::: Provided records :::
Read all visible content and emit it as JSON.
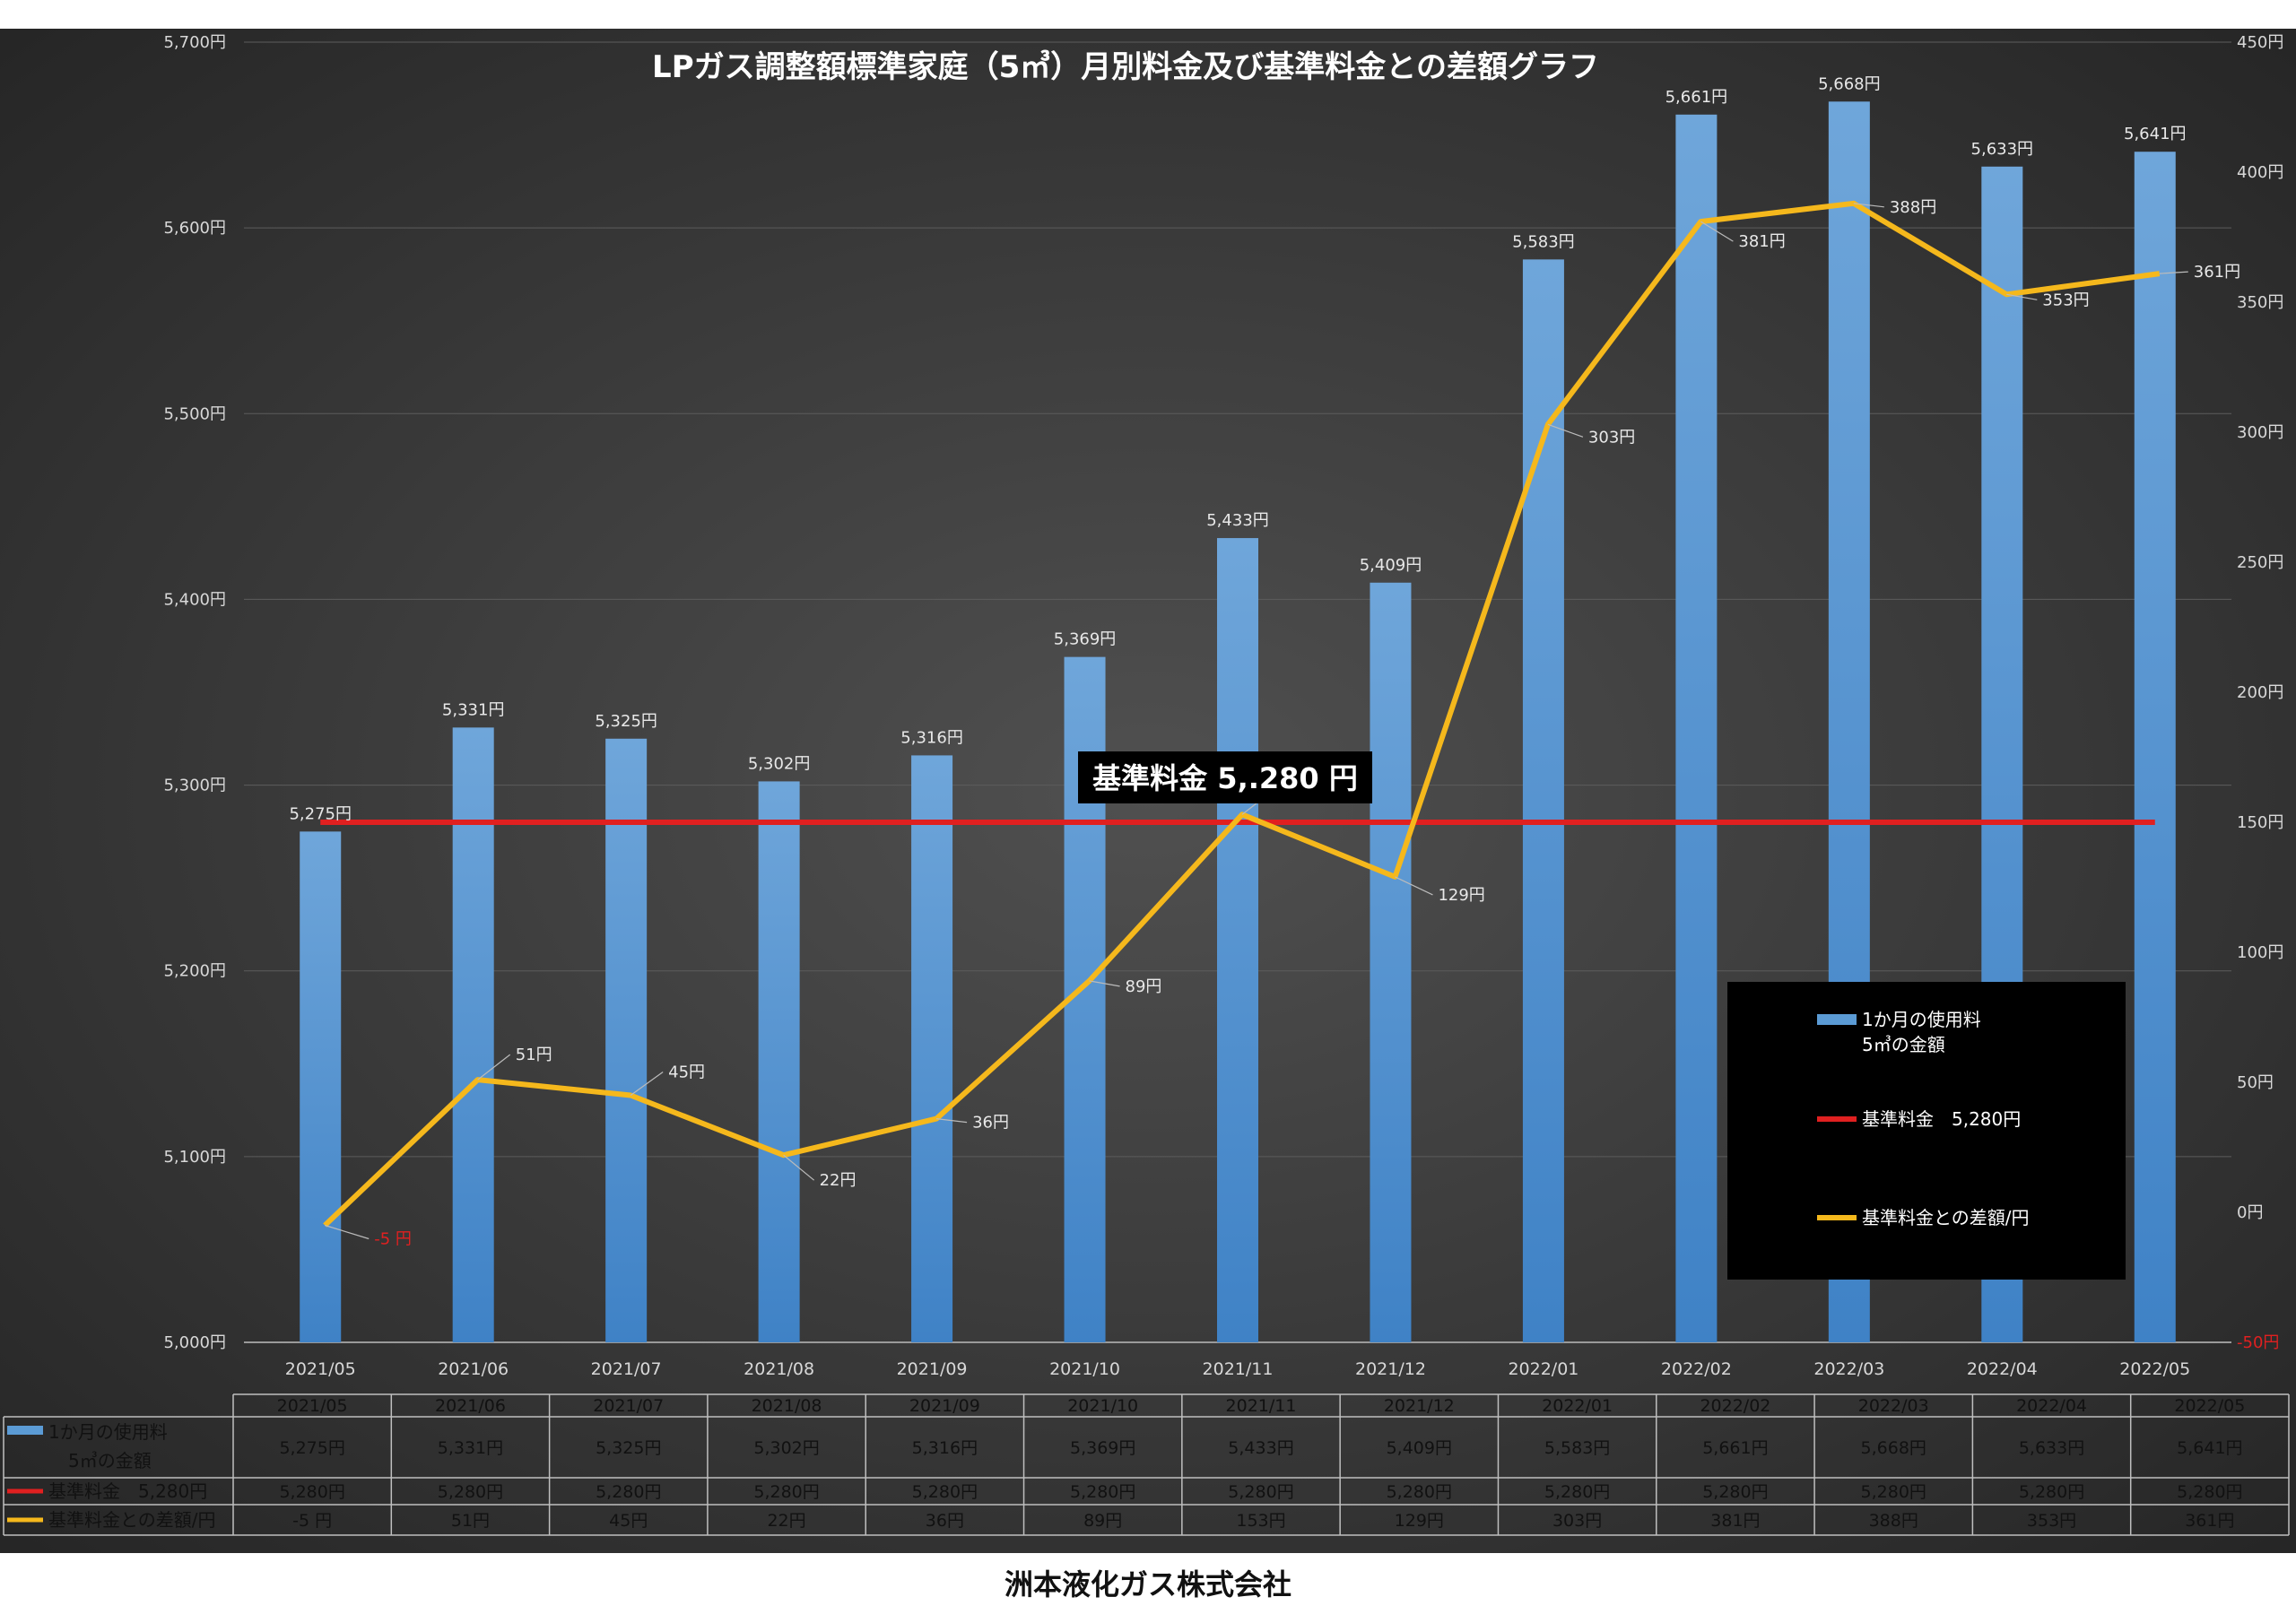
{
  "chart_data": {
    "type": "bar",
    "title": "LPガス調整額標準家庭（5㎥）月別料金及び基準料金との差額グラフ",
    "categories": [
      "2021/05",
      "2021/06",
      "2021/07",
      "2021/08",
      "2021/09",
      "2021/10",
      "2021/11",
      "2021/12",
      "2022/01",
      "2022/02",
      "2022/03",
      "2022/04",
      "2022/05"
    ],
    "left_axis": {
      "min": 5000,
      "max": 5700,
      "step": 100,
      "ticks": [
        "5,000円",
        "5,100円",
        "5,200円",
        "5,300円",
        "5,400円",
        "5,500円",
        "5,600円",
        "5,700円"
      ]
    },
    "right_axis": {
      "min": -50,
      "max": 450,
      "step": 50,
      "ticks": [
        "-50円",
        "0円",
        "50円",
        "100円",
        "150円",
        "200円",
        "250円",
        "300円",
        "350円",
        "400円",
        "450円"
      ]
    },
    "series": [
      {
        "name": "1か月の使用料\n5㎥の金額",
        "type": "bar",
        "axis": "left",
        "color": "#5b9bd5",
        "values": [
          5275,
          5331,
          5325,
          5302,
          5316,
          5369,
          5433,
          5409,
          5583,
          5661,
          5668,
          5633,
          5641
        ],
        "labels": [
          "5,275円",
          "5,331円",
          "5,325円",
          "5,302円",
          "5,316円",
          "5,369円",
          "5,433円",
          "5,409円",
          "5,583円",
          "5,661円",
          "5,668円",
          "5,633円",
          "5,641円"
        ]
      },
      {
        "name": "基準料金　5,280円",
        "type": "line",
        "axis": "left",
        "color": "#e02020",
        "values": [
          5280,
          5280,
          5280,
          5280,
          5280,
          5280,
          5280,
          5280,
          5280,
          5280,
          5280,
          5280,
          5280
        ],
        "labels": [
          "5,280円",
          "5,280円",
          "5,280円",
          "5,280円",
          "5,280円",
          "5,280円",
          "5,280円",
          "5,280円",
          "5,280円",
          "5,280円",
          "5,280円",
          "5,280円",
          "5,280円"
        ]
      },
      {
        "name": "基準料金との差額/円",
        "type": "line",
        "axis": "right",
        "color": "#f5b81c",
        "values": [
          -5,
          51,
          45,
          22,
          36,
          89,
          153,
          129,
          303,
          381,
          388,
          353,
          361
        ],
        "labels": [
          "-5 円",
          "51円",
          "45円",
          "22円",
          "36円",
          "89円",
          "153円",
          "129円",
          "303円",
          "381円",
          "388円",
          "353円",
          "361円"
        ]
      }
    ],
    "annotation": "基準料金  5,.280  円",
    "legend": {
      "placement": "bottom-right"
    },
    "grid": true
  },
  "company": "洲本液化ガス株式会社"
}
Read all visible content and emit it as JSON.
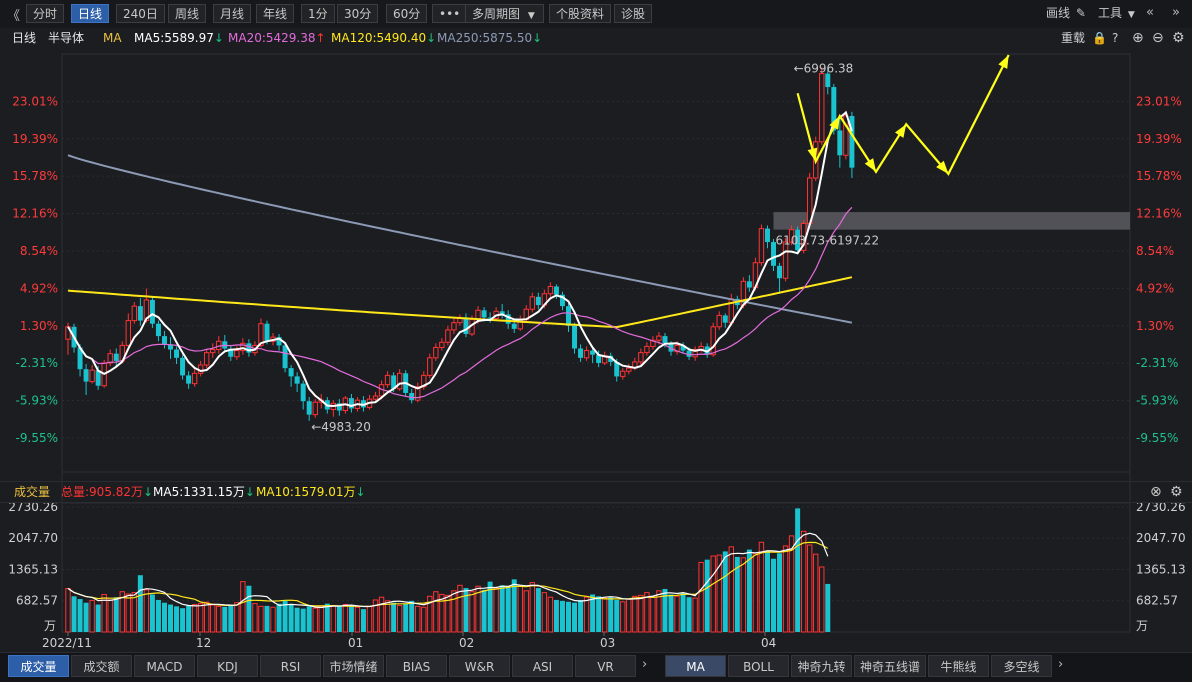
{
  "toolbar": {
    "back": "《",
    "periods": [
      "分时",
      "日线",
      "240日",
      "周线",
      "月线",
      "年线",
      "1分",
      "30分",
      "60分"
    ],
    "active_period": "日线",
    "more": "•••",
    "multi_period": "多周期图",
    "stock_info": "个股资料",
    "diagnose": "诊股",
    "draw": "画线",
    "tools": "工具",
    "prev": "«",
    "next": "»"
  },
  "info": {
    "period": "日线",
    "name": "半导体",
    "ma_label": "MA",
    "ma5": "MA5:5589.97",
    "ma20": "MA20:5429.38",
    "ma120": "MA120:5490.40",
    "ma250": "MA250:5875.50",
    "reload": "重载"
  },
  "volume_header": {
    "title": "成交量",
    "total": "总量:905.82万",
    "ma5": "MA5:1331.15万",
    "ma10": "MA10:1579.01万"
  },
  "bottom_tabs": {
    "left": [
      "成交量",
      "成交额",
      "MACD",
      "KDJ",
      "RSI",
      "市场情绪",
      "BIAS",
      "W&R",
      "ASI",
      "VR"
    ],
    "right": [
      "MA",
      "BOLL",
      "神奇九转",
      "神奇五线谱",
      "牛熊线",
      "多空线"
    ],
    "more": "›"
  },
  "colors": {
    "up": "#ff3333",
    "down": "#19c3cf",
    "ma5": "#ffffff",
    "ma20": "#e36cdb",
    "ma120": "#ffe81a",
    "ma250": "#8c9ab5",
    "annotation": "#ffff1a",
    "zone": "#5a5b60"
  },
  "chart_data": [
    {
      "type": "candlestick",
      "title": "日线 半导体",
      "y_ticks_percent": [
        "23.01%",
        "19.39%",
        "15.78%",
        "12.16%",
        "8.54%",
        "4.92%",
        "1.30%",
        "-2.31%",
        "-5.93%",
        "-9.55%"
      ],
      "y_tick_values": [
        23.01,
        19.39,
        15.78,
        12.16,
        8.54,
        4.92,
        1.3,
        -2.31,
        -5.93,
        -9.55
      ],
      "x_labels": [
        "2022/11",
        "12",
        "01",
        "02",
        "03",
        "04"
      ],
      "annotations": {
        "high": "←6996.38",
        "low": "←4983.20",
        "gap_zone": "6103.73-6197.22"
      },
      "candles": [
        [
          0.0,
          1.2,
          -1.5,
          1.6
        ],
        [
          1.2,
          -0.8,
          -1.3,
          1.5
        ],
        [
          -0.8,
          -2.9,
          -3.6,
          -0.5
        ],
        [
          -2.9,
          -4.1,
          -5.4,
          -2.4
        ],
        [
          -4.1,
          -3.0,
          -4.3,
          -2.5
        ],
        [
          -3.0,
          -4.5,
          -4.9,
          -2.6
        ],
        [
          -4.5,
          -2.3,
          -4.7,
          -2.0
        ],
        [
          -2.3,
          -1.4,
          -2.6,
          -1.0
        ],
        [
          -1.4,
          -2.1,
          -2.8,
          -0.9
        ],
        [
          -2.1,
          -0.6,
          -2.3,
          -0.2
        ],
        [
          -0.6,
          1.8,
          -0.9,
          2.5
        ],
        [
          1.8,
          3.2,
          1.5,
          3.6
        ],
        [
          3.2,
          1.8,
          1.3,
          4.0
        ],
        [
          1.8,
          3.8,
          1.6,
          4.9
        ],
        [
          3.8,
          1.5,
          1.1,
          4.1
        ],
        [
          1.5,
          0.3,
          -0.2,
          1.8
        ],
        [
          0.3,
          -0.5,
          -0.9,
          0.8
        ],
        [
          -0.5,
          -1.0,
          -1.9,
          0.2
        ],
        [
          -1.0,
          -1.8,
          -2.4,
          -0.7
        ],
        [
          -1.8,
          -3.5,
          -3.9,
          -1.5
        ],
        [
          -3.5,
          -4.3,
          -4.8,
          -3.1
        ],
        [
          -4.3,
          -3.3,
          -4.6,
          -2.8
        ],
        [
          -3.3,
          -2.5,
          -3.6,
          -2.1
        ],
        [
          -2.5,
          -1.3,
          -2.8,
          -0.9
        ],
        [
          -1.3,
          -1.0,
          -1.8,
          -0.4
        ],
        [
          -1.0,
          -0.2,
          -1.4,
          0.3
        ],
        [
          -0.2,
          -0.9,
          -1.2,
          0.4
        ],
        [
          -0.9,
          -1.7,
          -2.1,
          -0.6
        ],
        [
          -1.7,
          -1.1,
          -2.0,
          -0.7
        ],
        [
          -1.1,
          -0.4,
          -1.5,
          0.1
        ],
        [
          -0.4,
          -1.3,
          -1.7,
          0.0
        ],
        [
          -1.3,
          -0.6,
          -1.6,
          -0.2
        ],
        [
          -0.6,
          1.5,
          -0.8,
          2.0
        ],
        [
          1.5,
          -0.2,
          -0.5,
          1.8
        ],
        [
          -0.2,
          0.2,
          -0.6,
          0.6
        ],
        [
          0.2,
          -0.6,
          -1.1,
          0.5
        ],
        [
          -0.6,
          -2.8,
          -3.2,
          -0.4
        ],
        [
          -2.8,
          -3.6,
          -4.6,
          -2.5
        ],
        [
          -3.6,
          -4.3,
          -5.1,
          -3.2
        ],
        [
          -4.3,
          -6.0,
          -6.8,
          -4.0
        ],
        [
          -6.0,
          -7.3,
          -7.9,
          -5.6
        ],
        [
          -7.3,
          -6.1,
          -7.6,
          -5.8
        ],
        [
          -6.1,
          -5.9,
          -6.7,
          -5.3
        ],
        [
          -5.9,
          -6.8,
          -7.2,
          -5.6
        ],
        [
          -6.8,
          -6.2,
          -7.5,
          -5.9
        ],
        [
          -6.2,
          -6.9,
          -7.4,
          -5.8
        ],
        [
          -6.9,
          -5.7,
          -7.2,
          -5.5
        ],
        [
          -5.7,
          -6.7,
          -7.1,
          -5.3
        ],
        [
          -6.7,
          -5.9,
          -7.0,
          -5.6
        ],
        [
          -5.9,
          -6.6,
          -7.0,
          -5.5
        ],
        [
          -6.6,
          -5.8,
          -6.8,
          -5.4
        ],
        [
          -5.8,
          -5.5,
          -6.1,
          -5.1
        ],
        [
          -5.5,
          -4.4,
          -5.8,
          -4.0
        ],
        [
          -4.4,
          -3.5,
          -4.7,
          -3.1
        ],
        [
          -3.5,
          -4.8,
          -5.1,
          -3.2
        ],
        [
          -4.8,
          -3.3,
          -5.0,
          -2.9
        ],
        [
          -3.3,
          -5.2,
          -5.6,
          -3.0
        ],
        [
          -5.2,
          -5.9,
          -6.2,
          -4.8
        ],
        [
          -5.9,
          -4.6,
          -6.1,
          -4.2
        ],
        [
          -4.6,
          -3.5,
          -4.9,
          -3.1
        ],
        [
          -3.5,
          -1.8,
          -3.8,
          -1.4
        ],
        [
          -1.8,
          -0.8,
          -2.1,
          -0.4
        ],
        [
          -0.8,
          -0.3,
          -1.1,
          0.1
        ],
        [
          -0.3,
          0.9,
          -0.6,
          1.3
        ],
        [
          0.9,
          1.6,
          0.5,
          2.1
        ],
        [
          1.6,
          2.0,
          1.3,
          2.4
        ],
        [
          2.0,
          0.5,
          0.2,
          2.5
        ],
        [
          0.5,
          1.9,
          0.3,
          2.3
        ],
        [
          1.9,
          2.8,
          1.5,
          3.2
        ],
        [
          2.8,
          2.1,
          1.7,
          3.1
        ],
        [
          2.1,
          2.0,
          1.6,
          2.6
        ],
        [
          2.0,
          2.7,
          1.8,
          3.1
        ],
        [
          2.7,
          2.4,
          2.0,
          3.4
        ],
        [
          2.4,
          1.5,
          1.0,
          2.8
        ],
        [
          1.5,
          1.0,
          0.6,
          1.9
        ],
        [
          1.0,
          1.9,
          0.8,
          2.3
        ],
        [
          1.9,
          2.9,
          1.6,
          3.3
        ],
        [
          2.9,
          4.1,
          2.6,
          4.5
        ],
        [
          4.1,
          3.3,
          2.9,
          4.5
        ],
        [
          3.3,
          4.4,
          3.0,
          4.8
        ],
        [
          4.4,
          5.1,
          4.1,
          5.5
        ],
        [
          5.1,
          4.3,
          3.9,
          5.3
        ],
        [
          4.3,
          3.2,
          2.8,
          4.6
        ],
        [
          3.2,
          1.3,
          0.7,
          3.5
        ],
        [
          1.3,
          -0.9,
          -1.4,
          1.6
        ],
        [
          -0.9,
          -1.8,
          -2.2,
          -0.5
        ],
        [
          -1.8,
          -1.1,
          -2.1,
          -0.7
        ],
        [
          -1.1,
          -1.5,
          -2.3,
          -0.8
        ],
        [
          -1.5,
          -2.3,
          -2.7,
          -1.1
        ],
        [
          -2.3,
          -1.6,
          -2.5,
          -1.2
        ],
        [
          -1.6,
          -2.2,
          -2.6,
          -1.3
        ],
        [
          -2.2,
          -3.6,
          -4.1,
          -1.9
        ],
        [
          -3.6,
          -3.1,
          -3.9,
          -2.8
        ],
        [
          -3.1,
          -2.8,
          -3.4,
          -2.4
        ],
        [
          -2.8,
          -2.2,
          -3.0,
          -1.8
        ],
        [
          -2.2,
          -1.3,
          -2.5,
          -0.9
        ],
        [
          -1.3,
          -0.7,
          -1.6,
          -0.3
        ],
        [
          -0.7,
          -0.1,
          -1.0,
          0.3
        ],
        [
          -0.1,
          0.3,
          -0.5,
          0.7
        ],
        [
          0.3,
          -0.4,
          -0.8,
          0.6
        ],
        [
          -0.4,
          -1.2,
          -1.6,
          -0.2
        ],
        [
          -1.2,
          -0.6,
          -1.5,
          -0.2
        ],
        [
          -0.6,
          -1.1,
          -1.4,
          -0.3
        ],
        [
          -1.1,
          -1.7,
          -2.0,
          -0.8
        ],
        [
          -1.7,
          -1.0,
          -2.1,
          -0.7
        ],
        [
          -1.0,
          -0.7,
          -1.3,
          -0.3
        ],
        [
          -0.7,
          -1.5,
          -1.8,
          -0.4
        ],
        [
          -1.5,
          1.2,
          -1.7,
          1.6
        ],
        [
          1.2,
          2.3,
          0.9,
          2.7
        ],
        [
          2.3,
          1.6,
          1.1,
          2.5
        ],
        [
          1.6,
          3.9,
          1.3,
          4.4
        ],
        [
          3.9,
          3.3,
          2.9,
          4.2
        ],
        [
          3.3,
          5.6,
          3.0,
          6.0
        ],
        [
          5.6,
          5.0,
          4.6,
          6.2
        ],
        [
          5.0,
          7.4,
          4.7,
          7.9
        ],
        [
          7.4,
          10.7,
          7.1,
          11.1
        ],
        [
          10.7,
          9.4,
          8.8,
          11.0
        ],
        [
          9.4,
          7.1,
          6.6,
          9.7
        ],
        [
          7.1,
          5.9,
          4.4,
          7.4
        ],
        [
          5.9,
          9.4,
          5.6,
          9.8
        ],
        [
          9.4,
          10.6,
          9.1,
          11.0
        ],
        [
          10.6,
          8.6,
          8.2,
          10.9
        ],
        [
          8.6,
          11.2,
          8.3,
          11.5
        ],
        [
          11.2,
          15.6,
          10.9,
          16.1
        ],
        [
          15.6,
          19.1,
          15.3,
          19.6
        ],
        [
          19.1,
          25.7,
          18.8,
          26.3
        ],
        [
          25.7,
          24.4,
          23.7,
          26.3
        ],
        [
          24.4,
          20.2,
          19.8,
          24.7
        ],
        [
          20.2,
          17.8,
          16.6,
          21.6
        ],
        [
          17.8,
          21.6,
          17.4,
          22.1
        ],
        [
          21.6,
          16.6,
          15.6,
          22.0
        ]
      ],
      "volume": {
        "y_ticks": [
          "2730.26",
          "2047.70",
          "1365.13",
          "682.57",
          "万"
        ],
        "y_tick_values": [
          2730.26,
          2047.7,
          1365.13,
          682.57
        ],
        "values": [
          950,
          780,
          720,
          640,
          690,
          600,
          820,
          700,
          760,
          880,
          830,
          860,
          1240,
          920,
          820,
          700,
          640,
          600,
          560,
          520,
          570,
          600,
          620,
          650,
          590,
          560,
          550,
          590,
          640,
          1100,
          1010,
          620,
          560,
          570,
          540,
          620,
          680,
          600,
          530,
          510,
          560,
          520,
          560,
          620,
          570,
          560,
          600,
          590,
          540,
          500,
          560,
          700,
          760,
          680,
          640,
          580,
          620,
          680,
          560,
          540,
          780,
          880,
          820,
          800,
          900,
          1020,
          960,
          880,
          1000,
          920,
          1100,
          960,
          1020,
          980,
          1150,
          1000,
          900,
          1080,
          960,
          860,
          760,
          700,
          680,
          660,
          640,
          700,
          760,
          820,
          780,
          740,
          760,
          700,
          660,
          720,
          780,
          800,
          860,
          760,
          900,
          940,
          820,
          780,
          860,
          760,
          740,
          1520,
          1580,
          1660,
          1680,
          1760,
          1860,
          1640,
          1620,
          1800,
          1720,
          1960,
          1780,
          1600,
          1720,
          1880,
          2100,
          2700,
          2200,
          1900,
          1700,
          1420,
          1050
        ]
      }
    }
  ]
}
:::
Pull out all lines containing "title".

    "title": "LPガス調整額標準家庭（5㎥）月別料金及び基準料金との差額グラフ",
    "title": "成交量",
      "title": "日线 半导体",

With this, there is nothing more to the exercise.